* [Provided passage]
[Tex/LaTex] Is eqnarray really obsolete

amsmathequationsobsolete

I just learned in eqnarray vs align that eqnarray should be avoided in general. Ok, so I started looking at my documents to get rid of it and (as suggested) use some environment of the amsmath package instead. However, I encountered two situations where this change yields a worse output (IMHO) than with eqnarray. This may be due to my lack of knowledge how to do it right, but first I will show the two situations:

The first one is a sequence of (in-)equalities used to prove a bound (as common in, e.g., runtime complexity analysis). This one here is used to show that 2^n does not grow faster than n!.

\documentclass{article}

\usepackage{amsmath}

\begin{document}

\begin{eqnarray*}
2^n & =                      & \underbrace{2 \cdot 2 \cdot \ldots \cdot 2}_{n \text{ times}}\\
    & \stackrel{n > 3}{=}    & 2 \cdot 2 \cdot 2 \cdot 2 \cdot \underbrace{2 \cdot 2 \cdot \ldots \cdot 2}_{n - 4 \text{ times}}\\
    & =                      & 16 \cdot \underbrace{2 \cdot 2 \cdot \ldots \cdot 2}_{n - 4 \text{ times}}\\
    & <                      & 24 \cdot \underbrace{2 \cdot 2 \cdot \ldots \cdot 2}_{n - 4 \text{ times}}\\
    & =                      & 1 \cdot 2 \cdot 3 \cdot 4 \cdot \underbrace{2 \cdot 2 \cdot \ldots \cdot 2}_{n - 4 \text{ times}}\\
    & \stackrel{n > 3}{\leq} & 1 \cdot 2 \cdot 3 \cdot 4 \cdot 5 \cdot \ldots \cdot n\\
    & =                      & n!

* [Supplied records]
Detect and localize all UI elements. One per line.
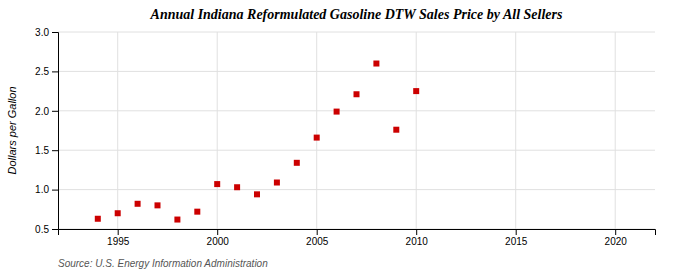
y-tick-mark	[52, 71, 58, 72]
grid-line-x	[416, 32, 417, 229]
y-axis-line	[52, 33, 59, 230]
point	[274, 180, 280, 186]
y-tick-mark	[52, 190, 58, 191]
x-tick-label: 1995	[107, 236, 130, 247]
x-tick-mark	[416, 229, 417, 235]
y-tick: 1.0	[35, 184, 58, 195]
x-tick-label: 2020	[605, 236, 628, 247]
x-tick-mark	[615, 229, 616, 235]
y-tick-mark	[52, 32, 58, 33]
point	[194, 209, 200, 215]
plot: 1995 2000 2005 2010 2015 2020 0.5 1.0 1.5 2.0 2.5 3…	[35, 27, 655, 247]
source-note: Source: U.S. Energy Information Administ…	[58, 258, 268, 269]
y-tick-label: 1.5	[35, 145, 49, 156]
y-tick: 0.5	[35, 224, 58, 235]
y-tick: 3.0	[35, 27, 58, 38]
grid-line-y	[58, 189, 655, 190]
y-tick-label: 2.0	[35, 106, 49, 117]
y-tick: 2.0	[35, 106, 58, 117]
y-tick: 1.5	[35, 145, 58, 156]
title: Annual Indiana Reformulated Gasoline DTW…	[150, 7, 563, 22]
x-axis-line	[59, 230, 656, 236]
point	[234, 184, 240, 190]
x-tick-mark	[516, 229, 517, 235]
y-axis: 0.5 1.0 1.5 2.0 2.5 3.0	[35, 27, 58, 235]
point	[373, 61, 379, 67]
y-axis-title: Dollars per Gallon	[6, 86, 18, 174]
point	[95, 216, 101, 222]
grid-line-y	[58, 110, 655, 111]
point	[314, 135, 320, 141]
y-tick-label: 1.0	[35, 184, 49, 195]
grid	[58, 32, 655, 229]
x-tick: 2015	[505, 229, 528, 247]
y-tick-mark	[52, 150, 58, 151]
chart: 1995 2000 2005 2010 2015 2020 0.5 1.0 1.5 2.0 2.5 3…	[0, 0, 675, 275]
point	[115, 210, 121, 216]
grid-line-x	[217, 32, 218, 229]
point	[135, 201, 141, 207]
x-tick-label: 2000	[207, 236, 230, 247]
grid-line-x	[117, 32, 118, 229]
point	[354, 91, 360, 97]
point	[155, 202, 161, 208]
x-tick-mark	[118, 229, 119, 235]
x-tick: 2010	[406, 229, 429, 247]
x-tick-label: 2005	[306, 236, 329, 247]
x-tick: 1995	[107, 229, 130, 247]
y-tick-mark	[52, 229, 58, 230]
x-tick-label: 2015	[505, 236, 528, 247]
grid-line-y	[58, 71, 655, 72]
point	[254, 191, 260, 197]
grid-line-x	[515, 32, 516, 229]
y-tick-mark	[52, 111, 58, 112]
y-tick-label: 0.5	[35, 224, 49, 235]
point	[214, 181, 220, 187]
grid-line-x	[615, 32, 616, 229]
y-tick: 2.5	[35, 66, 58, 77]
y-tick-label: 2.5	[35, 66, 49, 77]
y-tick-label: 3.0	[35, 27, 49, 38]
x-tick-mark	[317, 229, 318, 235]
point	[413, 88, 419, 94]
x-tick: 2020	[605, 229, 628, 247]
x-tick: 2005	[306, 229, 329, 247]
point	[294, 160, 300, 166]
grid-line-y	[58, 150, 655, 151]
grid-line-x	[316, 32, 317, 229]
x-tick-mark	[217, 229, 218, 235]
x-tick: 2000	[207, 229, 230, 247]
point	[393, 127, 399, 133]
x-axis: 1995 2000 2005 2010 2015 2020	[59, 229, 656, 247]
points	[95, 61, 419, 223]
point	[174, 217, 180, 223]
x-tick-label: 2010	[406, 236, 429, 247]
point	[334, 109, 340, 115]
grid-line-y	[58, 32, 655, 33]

...

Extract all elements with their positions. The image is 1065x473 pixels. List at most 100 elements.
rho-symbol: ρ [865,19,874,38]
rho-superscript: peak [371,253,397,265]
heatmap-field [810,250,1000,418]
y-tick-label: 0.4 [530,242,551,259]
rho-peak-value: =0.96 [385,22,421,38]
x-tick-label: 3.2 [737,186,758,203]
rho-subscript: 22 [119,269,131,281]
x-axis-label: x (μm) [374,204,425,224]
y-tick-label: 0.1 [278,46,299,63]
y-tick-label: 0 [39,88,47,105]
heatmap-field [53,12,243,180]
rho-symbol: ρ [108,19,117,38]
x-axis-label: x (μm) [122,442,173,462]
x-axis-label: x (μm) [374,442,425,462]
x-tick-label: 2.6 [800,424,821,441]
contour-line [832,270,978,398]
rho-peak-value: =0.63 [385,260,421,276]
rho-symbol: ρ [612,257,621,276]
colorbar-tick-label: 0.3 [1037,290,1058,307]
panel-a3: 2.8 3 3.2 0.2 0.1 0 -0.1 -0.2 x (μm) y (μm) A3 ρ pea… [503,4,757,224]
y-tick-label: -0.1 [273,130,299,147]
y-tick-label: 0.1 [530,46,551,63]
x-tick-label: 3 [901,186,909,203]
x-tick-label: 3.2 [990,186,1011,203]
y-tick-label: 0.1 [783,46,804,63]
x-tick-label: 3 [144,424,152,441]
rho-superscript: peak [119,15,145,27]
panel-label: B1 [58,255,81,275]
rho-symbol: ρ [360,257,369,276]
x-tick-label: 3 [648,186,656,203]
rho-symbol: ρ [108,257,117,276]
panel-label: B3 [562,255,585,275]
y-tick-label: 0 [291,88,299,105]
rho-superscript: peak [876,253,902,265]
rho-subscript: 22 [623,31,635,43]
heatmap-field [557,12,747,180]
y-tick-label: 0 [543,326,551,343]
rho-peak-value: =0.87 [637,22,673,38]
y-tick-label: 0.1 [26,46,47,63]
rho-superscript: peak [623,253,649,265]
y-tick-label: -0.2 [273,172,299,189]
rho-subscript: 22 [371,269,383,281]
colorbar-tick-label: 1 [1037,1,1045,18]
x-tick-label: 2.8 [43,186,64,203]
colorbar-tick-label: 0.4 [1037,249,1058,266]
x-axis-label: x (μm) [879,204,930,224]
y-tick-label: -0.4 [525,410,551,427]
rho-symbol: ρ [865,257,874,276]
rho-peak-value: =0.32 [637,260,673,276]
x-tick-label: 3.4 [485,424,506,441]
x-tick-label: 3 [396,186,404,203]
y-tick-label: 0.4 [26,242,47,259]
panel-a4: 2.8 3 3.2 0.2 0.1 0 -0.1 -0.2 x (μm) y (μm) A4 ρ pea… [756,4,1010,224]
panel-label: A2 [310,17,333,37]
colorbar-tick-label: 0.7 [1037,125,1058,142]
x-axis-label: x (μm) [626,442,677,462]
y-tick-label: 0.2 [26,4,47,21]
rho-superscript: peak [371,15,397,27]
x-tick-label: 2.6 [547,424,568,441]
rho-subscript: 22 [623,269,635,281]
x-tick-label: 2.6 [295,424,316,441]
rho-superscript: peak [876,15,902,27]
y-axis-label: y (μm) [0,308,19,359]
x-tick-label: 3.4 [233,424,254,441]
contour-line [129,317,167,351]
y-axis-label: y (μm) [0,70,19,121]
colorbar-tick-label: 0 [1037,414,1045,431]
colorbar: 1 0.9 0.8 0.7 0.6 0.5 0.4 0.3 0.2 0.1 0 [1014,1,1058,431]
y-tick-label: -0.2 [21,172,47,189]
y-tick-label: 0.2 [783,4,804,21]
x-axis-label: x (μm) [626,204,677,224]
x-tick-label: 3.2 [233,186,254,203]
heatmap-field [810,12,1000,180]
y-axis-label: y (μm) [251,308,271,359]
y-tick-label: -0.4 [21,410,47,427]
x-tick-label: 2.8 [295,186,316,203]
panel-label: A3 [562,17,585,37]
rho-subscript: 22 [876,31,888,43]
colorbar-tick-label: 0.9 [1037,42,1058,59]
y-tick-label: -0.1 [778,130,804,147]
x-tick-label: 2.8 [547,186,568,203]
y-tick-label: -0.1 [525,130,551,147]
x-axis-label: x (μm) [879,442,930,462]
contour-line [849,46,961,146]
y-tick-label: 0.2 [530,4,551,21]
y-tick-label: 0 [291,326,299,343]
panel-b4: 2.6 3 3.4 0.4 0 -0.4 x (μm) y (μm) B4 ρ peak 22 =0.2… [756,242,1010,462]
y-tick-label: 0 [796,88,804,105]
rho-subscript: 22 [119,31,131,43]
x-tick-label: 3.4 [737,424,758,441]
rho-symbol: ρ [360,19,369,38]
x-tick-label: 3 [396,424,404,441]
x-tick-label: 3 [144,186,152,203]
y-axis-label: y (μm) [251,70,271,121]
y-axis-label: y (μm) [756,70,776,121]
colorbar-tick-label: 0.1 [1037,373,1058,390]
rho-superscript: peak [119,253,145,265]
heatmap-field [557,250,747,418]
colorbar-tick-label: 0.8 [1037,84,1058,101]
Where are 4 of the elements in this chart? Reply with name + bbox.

==

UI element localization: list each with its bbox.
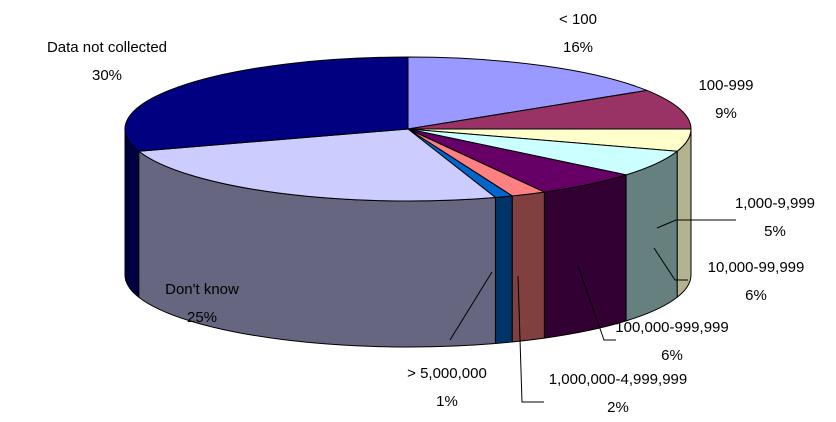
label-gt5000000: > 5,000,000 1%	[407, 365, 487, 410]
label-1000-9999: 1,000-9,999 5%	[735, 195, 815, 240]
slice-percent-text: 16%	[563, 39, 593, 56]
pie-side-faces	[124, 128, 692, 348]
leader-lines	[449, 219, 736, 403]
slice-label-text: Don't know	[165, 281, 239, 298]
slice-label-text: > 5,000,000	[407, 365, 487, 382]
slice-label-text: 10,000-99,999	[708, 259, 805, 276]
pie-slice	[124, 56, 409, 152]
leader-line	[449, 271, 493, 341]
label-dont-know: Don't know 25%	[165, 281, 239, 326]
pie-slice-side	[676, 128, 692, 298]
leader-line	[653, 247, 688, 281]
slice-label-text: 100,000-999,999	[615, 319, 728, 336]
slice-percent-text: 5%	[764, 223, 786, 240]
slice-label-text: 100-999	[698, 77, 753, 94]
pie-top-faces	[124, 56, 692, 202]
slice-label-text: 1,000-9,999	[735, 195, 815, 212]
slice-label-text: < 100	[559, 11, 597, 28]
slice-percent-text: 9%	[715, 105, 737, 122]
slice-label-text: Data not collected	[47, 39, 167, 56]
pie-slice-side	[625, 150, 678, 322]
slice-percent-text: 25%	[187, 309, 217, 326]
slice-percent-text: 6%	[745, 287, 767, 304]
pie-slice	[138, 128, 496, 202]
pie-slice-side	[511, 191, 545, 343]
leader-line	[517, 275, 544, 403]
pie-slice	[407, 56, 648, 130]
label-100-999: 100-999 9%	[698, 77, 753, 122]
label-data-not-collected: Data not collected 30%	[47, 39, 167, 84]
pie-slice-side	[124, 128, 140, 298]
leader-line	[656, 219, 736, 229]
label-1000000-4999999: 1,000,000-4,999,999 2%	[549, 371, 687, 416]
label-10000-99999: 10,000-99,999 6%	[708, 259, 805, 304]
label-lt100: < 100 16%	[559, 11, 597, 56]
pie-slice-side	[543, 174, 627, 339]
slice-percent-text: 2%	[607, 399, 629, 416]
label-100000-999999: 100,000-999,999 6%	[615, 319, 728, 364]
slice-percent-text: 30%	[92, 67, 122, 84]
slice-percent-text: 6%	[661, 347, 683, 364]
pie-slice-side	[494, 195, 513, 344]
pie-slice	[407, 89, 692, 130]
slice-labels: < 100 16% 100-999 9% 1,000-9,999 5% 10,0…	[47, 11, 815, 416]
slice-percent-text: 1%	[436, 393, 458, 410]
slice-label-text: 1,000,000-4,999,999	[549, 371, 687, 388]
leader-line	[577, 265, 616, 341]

* [Work instructions] Repeat everything from "[Tex/LaTex] Is eqnarray" down to "faster than n!." in the eqnarray post.

* [Problem solution]
[Tex/LaTex] Is eqnarray really obsolete

amsmathequationsobsolete

I just learned in eqnarray vs align that eqnarray should be avoided in general. Ok, so I started looking at my documents to get rid of it and (as suggested) use some environment of the amsmath package instead. However, I encountered two situations where this change yields a worse output (IMHO) than with eqnarray. This may be due to my lack of knowledge how to do it right, but first I will show the two situations:

The first one is a sequence of (in-)equalities used to prove a bound (as common in, e.g., runtime complexity analysis). This one here is used to show that 2^n does not grow faster than n!.